-- BEGIN Supplied material --

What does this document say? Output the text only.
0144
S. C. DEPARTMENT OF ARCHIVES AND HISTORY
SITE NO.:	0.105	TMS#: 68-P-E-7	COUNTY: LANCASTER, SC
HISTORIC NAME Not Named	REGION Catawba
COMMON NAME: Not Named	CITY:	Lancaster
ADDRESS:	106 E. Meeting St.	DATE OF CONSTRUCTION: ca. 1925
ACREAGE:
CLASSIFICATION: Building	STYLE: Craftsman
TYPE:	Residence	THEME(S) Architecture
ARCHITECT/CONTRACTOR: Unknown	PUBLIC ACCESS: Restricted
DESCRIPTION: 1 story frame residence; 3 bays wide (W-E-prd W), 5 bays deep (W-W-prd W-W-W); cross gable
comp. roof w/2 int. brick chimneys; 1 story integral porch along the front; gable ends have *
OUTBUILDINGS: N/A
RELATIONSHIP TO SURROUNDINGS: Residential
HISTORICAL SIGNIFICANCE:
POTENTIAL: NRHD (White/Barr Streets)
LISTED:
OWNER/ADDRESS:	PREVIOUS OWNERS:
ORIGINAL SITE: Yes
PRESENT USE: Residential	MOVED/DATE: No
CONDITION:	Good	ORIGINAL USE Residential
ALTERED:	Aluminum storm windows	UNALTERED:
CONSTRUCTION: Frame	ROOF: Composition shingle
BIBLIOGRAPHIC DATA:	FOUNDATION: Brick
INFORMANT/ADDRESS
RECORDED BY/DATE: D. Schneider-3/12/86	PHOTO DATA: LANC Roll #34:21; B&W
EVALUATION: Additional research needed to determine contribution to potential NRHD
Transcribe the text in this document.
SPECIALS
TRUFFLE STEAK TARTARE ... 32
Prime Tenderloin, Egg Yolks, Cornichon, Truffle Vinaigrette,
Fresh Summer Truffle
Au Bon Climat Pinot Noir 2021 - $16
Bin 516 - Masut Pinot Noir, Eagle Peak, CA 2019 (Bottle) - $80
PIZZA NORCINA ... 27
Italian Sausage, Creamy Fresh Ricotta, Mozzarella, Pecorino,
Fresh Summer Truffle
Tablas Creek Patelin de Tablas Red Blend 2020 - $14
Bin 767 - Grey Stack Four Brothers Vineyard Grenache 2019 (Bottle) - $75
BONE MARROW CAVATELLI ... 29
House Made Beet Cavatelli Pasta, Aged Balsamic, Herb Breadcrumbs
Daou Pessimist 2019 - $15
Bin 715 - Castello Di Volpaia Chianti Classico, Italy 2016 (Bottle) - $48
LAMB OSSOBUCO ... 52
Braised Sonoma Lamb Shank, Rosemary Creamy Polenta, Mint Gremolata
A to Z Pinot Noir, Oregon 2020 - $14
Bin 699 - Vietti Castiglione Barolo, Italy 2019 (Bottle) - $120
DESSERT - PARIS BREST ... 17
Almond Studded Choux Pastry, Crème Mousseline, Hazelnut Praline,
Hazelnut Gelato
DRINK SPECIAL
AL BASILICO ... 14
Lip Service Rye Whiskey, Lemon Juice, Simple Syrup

-- END Supplied material --

● **Given exercise**
Reproduce the records in full, exactly as written.

● **Complete answer**
What does this document say? Output the text only.
0144
S. C. DEPARTMENT OF ARCHIVES AND HISTORY
SITE NO.:	0.105	TMS#: 68-P-E-7	COUNTY: LANCASTER, SC
HISTORIC NAME Not Named	REGION Catawba
COMMON NAME: Not Named	CITY:	Lancaster
ADDRESS:	106 E. Meeting St.	DATE OF CONSTRUCTION: ca. 1925
ACREAGE:
CLASSIFICATION: Building	STYLE: Craftsman
TYPE:	Residence	THEME(S) Architecture
ARCHITECT/CONTRACTOR: Unknown	PUBLIC ACCESS: Restricted
DESCRIPTION: 1 story frame residence; 3 bays wide (W-E-prd W), 5 bays deep (W-W-prd W-W-W); cross gable
comp. roof w/2 int. brick chimneys; 1 story integral porch along the front; gable ends have *
OUTBUILDINGS: N/A
RELATIONSHIP TO SURROUNDINGS: Residential
HISTORICAL SIGNIFICANCE:
POTENTIAL: NRHD (White/Barr Streets)
LISTED:
OWNER/ADDRESS:	PREVIOUS OWNERS:
ORIGINAL SITE: Yes
PRESENT USE: Residential	MOVED/DATE: No
CONDITION:	Good	ORIGINAL USE Residential
ALTERED:	Aluminum storm windows	UNALTERED:
CONSTRUCTION: Frame	ROOF: Composition shingle
BIBLIOGRAPHIC DATA:	FOUNDATION: Brick
INFORMANT/ADDRESS
RECORDED BY/DATE: D. Schneider-3/12/86	PHOTO DATA: LANC Roll #34:21; B&W
EVALUATION: Additional research needed to determine contribution to potential NRHD
Transcribe the text in this document.
SPECIALS
TRUFFLE STEAK TARTARE ... 32
Prime Tenderloin, Egg Yolks, Cornichon, Truffle Vinaigrette,
Fresh Summer Truffle
Au Bon Climat Pinot Noir 2021 - $16
Bin 516 - Masut Pinot Noir, Eagle Peak, CA 2019 (Bottle) - $80
PIZZA NORCINA ... 27
Italian Sausage, Creamy Fresh Ricotta, Mozzarella, Pecorino,
Fresh Summer Truffle
Tablas Creek Patelin de Tablas Red Blend 2020 - $14
Bin 767 - Grey Stack Four Brothers Vineyard Grenache 2019 (Bottle) - $75
BONE MARROW CAVATELLI ... 29
House Made Beet Cavatelli Pasta, Aged Balsamic, Herb Breadcrumbs
Daou Pessimist 2019 - $15
Bin 715 - Castello Di Volpaia Chianti Classico, Italy 2016 (Bottle) - $48
LAMB OSSOBUCO ... 52
Braised Sonoma Lamb Shank, Rosemary Creamy Polenta, Mint Gremolata
A to Z Pinot Noir, Oregon 2020 - $14
Bin 699 - Vietti Castiglione Barolo, Italy 2019 (Bottle) - $120
DESSERT - PARIS BREST ... 17
Almond Studded Choux Pastry, Crème Mousseline, Hazelnut Praline,
Hazelnut Gelato
DRINK SPECIAL
AL BASILICO ... 14
Lip Service Rye Whiskey, Lemon Juice, Simple Syrup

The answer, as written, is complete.